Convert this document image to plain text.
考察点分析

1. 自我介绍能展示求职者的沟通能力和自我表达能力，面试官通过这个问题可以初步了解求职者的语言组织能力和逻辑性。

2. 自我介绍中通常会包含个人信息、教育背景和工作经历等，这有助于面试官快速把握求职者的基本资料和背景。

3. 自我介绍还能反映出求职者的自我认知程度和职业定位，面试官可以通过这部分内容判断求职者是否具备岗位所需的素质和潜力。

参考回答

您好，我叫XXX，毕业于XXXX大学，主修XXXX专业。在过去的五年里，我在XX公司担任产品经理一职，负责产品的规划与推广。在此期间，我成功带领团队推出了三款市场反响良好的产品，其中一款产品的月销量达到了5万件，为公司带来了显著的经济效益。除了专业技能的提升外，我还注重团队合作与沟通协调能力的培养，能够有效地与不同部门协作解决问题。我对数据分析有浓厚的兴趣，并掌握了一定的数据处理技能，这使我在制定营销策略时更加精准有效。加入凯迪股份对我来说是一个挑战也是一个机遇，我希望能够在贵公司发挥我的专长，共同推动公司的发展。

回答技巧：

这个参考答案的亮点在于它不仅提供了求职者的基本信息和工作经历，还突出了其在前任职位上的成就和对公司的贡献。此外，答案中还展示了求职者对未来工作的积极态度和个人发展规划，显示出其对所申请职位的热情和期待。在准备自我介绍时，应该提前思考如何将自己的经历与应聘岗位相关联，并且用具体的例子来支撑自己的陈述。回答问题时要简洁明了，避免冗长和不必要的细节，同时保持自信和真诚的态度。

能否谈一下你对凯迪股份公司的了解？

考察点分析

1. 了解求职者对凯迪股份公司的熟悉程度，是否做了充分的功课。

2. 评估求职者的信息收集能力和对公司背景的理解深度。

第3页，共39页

====================

* [What you are asked to do]:
Retype every record above exactly as it appears.

* [Result for this task]:
Convert this document image to plain text.
考察点分析

1. 自我介绍能展示求职者的沟通能力和自我表达能力，面试官通过这个问题可以初步了解求职者的语言组织能力和逻辑性。

2. 自我介绍中通常会包含个人信息、教育背景和工作经历等，这有助于面试官快速把握求职者的基本资料和背景。

3. 自我介绍还能反映出求职者的自我认知程度和职业定位，面试官可以通过这部分内容判断求职者是否具备岗位所需的素质和潜力。

参考回答

您好，我叫XXX，毕业于XXXX大学，主修XXXX专业。在过去的五年里，我在XX公司担任产品经理一职，负责产品的规划与推广。在此期间，我成功带领团队推出了三款市场反响良好的产品，其中一款产品的月销量达到了5万件，为公司带来了显著的经济效益。除了专业技能的提升外，我还注重团队合作与沟通协调能力的培养，能够有效地与不同部门协作解决问题。我对数据分析有浓厚的兴趣，并掌握了一定的数据处理技能，这使我在制定营销策略时更加精准有效。加入凯迪股份对我来说是一个挑战也是一个机遇，我希望能够在贵公司发挥我的专长，共同推动公司的发展。

回答技巧：

这个参考答案的亮点在于它不仅提供了求职者的基本信息和工作经历，还突出了其在前任职位上的成就和对公司的贡献。此外，答案中还展示了求职者对未来工作的积极态度和个人发展规划，显示出其对所申请职位的热情和期待。在准备自我介绍时，应该提前思考如何将自己的经历与应聘岗位相关联，并且用具体的例子来支撑自己的陈述。回答问题时要简洁明了，避免冗长和不必要的细节，同时保持自信和真诚的态度。

能否谈一下你对凯迪股份公司的了解？

考察点分析

1. 了解求职者对凯迪股份公司的熟悉程度，是否做了充分的功课。

2. 评估求职者的信息收集能力和对公司背景的理解深度。

第3页，共39页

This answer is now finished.